— START SOURCE DOCUMENT —

The Company’s investment in SRS is accounted for using the equity method. SRS has no assets or liabilities as amounts are funded by the Company as costs are incurred. The following table presents summarized unconsolidated income statement data for SRS (in thousands):

 

   Three Months Ended   Nine Months Ended 
   March 31,   March 31, 
   2013   2012   2013   2012 
Income statement data:                    
                     
Revenue   $   $   $   $ 
Operating loss    (77)   (386)   (1,163)   (1,202)
Net loss    (77)   (386)   (1,163)   (1,202)

— END SOURCE DOCUMENT —

■ TASKS TO PERFORM:
[a] According to the note on the Company's investment in SRS, what accounting method is used for that investment?
[b] Pick up the note on the Company's investment in SRS right after its net loss row and carry it forward.

— START LISTING —

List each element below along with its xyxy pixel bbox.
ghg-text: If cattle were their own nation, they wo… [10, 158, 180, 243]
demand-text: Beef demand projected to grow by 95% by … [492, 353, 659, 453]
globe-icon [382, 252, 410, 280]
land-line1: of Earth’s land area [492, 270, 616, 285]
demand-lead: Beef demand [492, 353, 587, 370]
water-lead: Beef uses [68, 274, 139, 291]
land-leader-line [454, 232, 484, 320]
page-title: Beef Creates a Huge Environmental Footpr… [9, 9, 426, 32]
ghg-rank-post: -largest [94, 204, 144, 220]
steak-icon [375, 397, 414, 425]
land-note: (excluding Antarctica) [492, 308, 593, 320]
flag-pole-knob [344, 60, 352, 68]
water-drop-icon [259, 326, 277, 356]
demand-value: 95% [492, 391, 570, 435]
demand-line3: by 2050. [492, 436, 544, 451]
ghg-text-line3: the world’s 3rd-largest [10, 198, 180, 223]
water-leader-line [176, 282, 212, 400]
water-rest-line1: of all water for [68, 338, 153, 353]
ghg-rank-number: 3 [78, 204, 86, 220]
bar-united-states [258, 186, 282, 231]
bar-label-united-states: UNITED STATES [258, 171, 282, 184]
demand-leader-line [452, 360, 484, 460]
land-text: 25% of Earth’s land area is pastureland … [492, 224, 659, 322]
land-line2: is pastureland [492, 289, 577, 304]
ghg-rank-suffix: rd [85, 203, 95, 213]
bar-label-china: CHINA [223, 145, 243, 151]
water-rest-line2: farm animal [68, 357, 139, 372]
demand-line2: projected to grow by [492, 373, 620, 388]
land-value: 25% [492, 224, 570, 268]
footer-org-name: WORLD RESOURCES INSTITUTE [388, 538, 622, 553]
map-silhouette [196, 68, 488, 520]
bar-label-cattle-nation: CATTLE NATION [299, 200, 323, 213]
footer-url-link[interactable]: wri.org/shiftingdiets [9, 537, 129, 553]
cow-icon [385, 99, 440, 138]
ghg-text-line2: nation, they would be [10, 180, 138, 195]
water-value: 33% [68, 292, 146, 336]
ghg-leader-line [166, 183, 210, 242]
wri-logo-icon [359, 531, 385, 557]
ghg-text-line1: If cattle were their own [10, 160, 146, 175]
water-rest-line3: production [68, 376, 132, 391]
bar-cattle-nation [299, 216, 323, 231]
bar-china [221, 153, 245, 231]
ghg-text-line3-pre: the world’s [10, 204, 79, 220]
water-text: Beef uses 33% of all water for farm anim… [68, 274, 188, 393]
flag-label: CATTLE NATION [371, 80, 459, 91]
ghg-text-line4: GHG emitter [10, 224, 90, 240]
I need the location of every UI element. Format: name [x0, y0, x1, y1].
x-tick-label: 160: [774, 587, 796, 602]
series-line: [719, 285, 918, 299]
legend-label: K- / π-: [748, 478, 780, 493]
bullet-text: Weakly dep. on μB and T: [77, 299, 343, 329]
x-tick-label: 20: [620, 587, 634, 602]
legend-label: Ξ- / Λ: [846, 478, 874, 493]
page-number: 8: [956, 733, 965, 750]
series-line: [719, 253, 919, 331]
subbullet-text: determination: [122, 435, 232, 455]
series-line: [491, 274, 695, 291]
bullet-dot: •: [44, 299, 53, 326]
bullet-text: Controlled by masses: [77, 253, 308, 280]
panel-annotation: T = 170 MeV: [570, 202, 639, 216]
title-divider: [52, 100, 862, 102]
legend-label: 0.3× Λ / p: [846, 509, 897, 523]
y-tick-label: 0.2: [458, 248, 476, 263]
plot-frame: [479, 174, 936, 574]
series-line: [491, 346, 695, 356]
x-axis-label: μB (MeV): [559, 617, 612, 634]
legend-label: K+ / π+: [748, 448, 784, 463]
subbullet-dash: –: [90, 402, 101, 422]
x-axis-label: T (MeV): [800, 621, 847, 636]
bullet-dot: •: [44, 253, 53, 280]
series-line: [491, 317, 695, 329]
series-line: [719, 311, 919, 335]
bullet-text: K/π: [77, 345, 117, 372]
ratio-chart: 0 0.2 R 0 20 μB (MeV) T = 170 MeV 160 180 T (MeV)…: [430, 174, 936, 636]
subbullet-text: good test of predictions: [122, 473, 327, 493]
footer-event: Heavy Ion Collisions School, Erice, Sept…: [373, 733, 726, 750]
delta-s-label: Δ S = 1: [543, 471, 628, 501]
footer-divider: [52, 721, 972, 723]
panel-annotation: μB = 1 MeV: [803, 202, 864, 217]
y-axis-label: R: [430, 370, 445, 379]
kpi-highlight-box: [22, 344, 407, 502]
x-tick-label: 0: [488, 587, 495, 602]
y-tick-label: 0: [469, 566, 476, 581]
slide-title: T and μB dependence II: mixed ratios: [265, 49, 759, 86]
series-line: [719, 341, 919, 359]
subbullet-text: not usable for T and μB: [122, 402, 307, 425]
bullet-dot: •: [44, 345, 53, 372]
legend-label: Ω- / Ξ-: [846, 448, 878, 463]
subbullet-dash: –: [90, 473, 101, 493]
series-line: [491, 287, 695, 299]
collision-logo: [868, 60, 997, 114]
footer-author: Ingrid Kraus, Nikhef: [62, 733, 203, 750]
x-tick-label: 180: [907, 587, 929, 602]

— END LISTING —

■ ANSWERS TO THE EXERCISES:
[a] The equity method.

[b]
Note 4 – GTI License Agreement

 

On November 5, 2009, the Company entered into an Amended and Restated License Agreement (the “New Agreement”) with GTI, replacing the Amended and Restated License Agreement between the Company and GTI dated August 31, 2006, as amended (the “Original Agreement”). Under the New Agreement, the Company maintains its exclusive worldwide right to license the U-GAS ® technology for all types of coals and coal/biomass mixtures with coal content exceeding 60%, as well as the non-exclusive right to license the original U-GAS ® technology for 100% biomass and coal/biomass blends exceeding 40% biomass. The New Agreement differs from the Original Agreement most critically by allowing the Company to sublicense U-GAS ® to third parties for coal, coal and biomass mixtures or 100% biomass projects (subject to the approval of GTI, which approval shall not be unreasonably withheld), with GTI to share the revenue from such third party licensing fees based on an agreed percentage split (the “Agreed Percentage”). In addition, the prior obligation to fabricate and put into operation at least one U-GAS ® system for each calendar year of the Original Agreement in order to maintain the license has been eliminated in the New Agreement.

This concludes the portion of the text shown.